§ WHAT YOU SHOULD DO
Reproduce the listing below exactly, minus its pictures.
━━━━━━━━━━
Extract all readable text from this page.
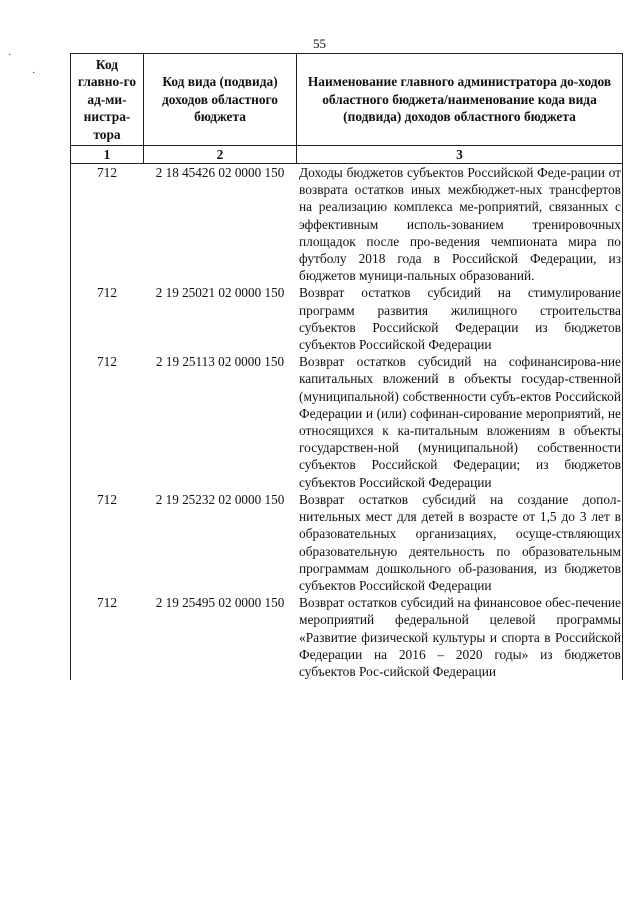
55
Код главно-го ад-ми-нистра-тора	Код вида (подвида) доходов областного бюджета	Наименование главного администратора до-ходов областного бюджета/наименование кода вида (подвида) доходов областного бюджета
1	2	3
712	2 18 45426 02 0000 150	Доходы бюджетов субъектов Российской Феде-рации от возврата остатков иных межбюджет-ных трансфертов на реализацию комплекса ме-роприятий, связанных с эффективным исполь-зованием тренировочных площадок после про-ведения чемпионата мира по футболу 2018 года в Российской Федерации, из бюджетов муници-пальных образований.
712	2 19 25021 02 0000 150	Возврат остатков субсидий на стимулирование программ развития жилищного строительства субъектов Российской Федерации из бюджетов субъектов Российской Федерации
712	2 19 25113 02 0000 150	Возврат остатков субсидий на софинансирова-ние капитальных вложений в объекты государ-ственной (муниципальной) собственности субъ-ектов Российской Федерации и (или) софинан-сирование мероприятий, не относящихся к ка-питальным вложениям в объекты государствен-ной (муниципальной) собственности субъектов Российской Федерации; из бюджетов субъектов Российской Федерации
712	2 19 25232 02 0000 150	Возврат остатков субсидий на создание допол-нительных мест для детей в возрасте от 1,5 до 3 лет в образовательных организациях, осуще-ствляющих образовательную деятельность по образовательным программам дошкольного об-разования, из бюджетов субъектов Российской Федерации
712	2 19 25495 02 0000 150	Возврат остатков субсидий на финансовое обес-печение мероприятий федеральной целевой программы «Развитие физической культуры и спорта в Российской Федерации на 2016 – 2020 годы» из бюджетов субъектов Рос-сийской Федерации
·
·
━━━━━━━━━━
§ RIGHT ANSWER
Extract all readable text from this page.
55
Код главно-го ад-ми-нистра-тора	Код вида (подвида) доходов областного бюджета	Наименование главного администратора до-ходов областного бюджета/наименование кода вида (подвида) доходов областного бюджета
1	2	3
712	2 18 45426 02 0000 150	Доходы бюджетов субъектов Российской Феде-рации от возврата остатков иных межбюджет-ных трансфертов на реализацию комплекса ме-роприятий, связанных с эффективным исполь-зованием тренировочных площадок после про-ведения чемпионата мира по футболу 2018 года в Российской Федерации, из бюджетов муници-пальных образований.
712	2 19 25021 02 0000 150	Возврат остатков субсидий на стимулирование программ развития жилищного строительства субъектов Российской Федерации из бюджетов субъектов Российской Федерации
712	2 19 25113 02 0000 150	Возврат остатков субсидий на софинансирова-ние капитальных вложений в объекты государ-ственной (муниципальной) собственности субъ-ектов Российской Федерации и (или) софинан-сирование мероприятий, не относящихся к ка-питальным вложениям в объекты государствен-ной (муниципальной) собственности субъектов Российской Федерации; из бюджетов субъектов Российской Федерации
712	2 19 25232 02 0000 150	Возврат остатков субсидий на создание допол-нительных мест для детей в возрасте от 1,5 до 3 лет в образовательных организациях, осуще-ствляющих образовательную деятельность по образовательным программам дошкольного об-разования, из бюджетов субъектов Российской Федерации
712	2 19 25495 02 0000 150	Возврат остатков субсидий на финансовое обес-печение мероприятий федеральной целевой программы «Развитие физической культуры и спорта в Российской Федерации на 2016 – 2020 годы» из бюджетов субъектов Рос-сийской Федерации
·
·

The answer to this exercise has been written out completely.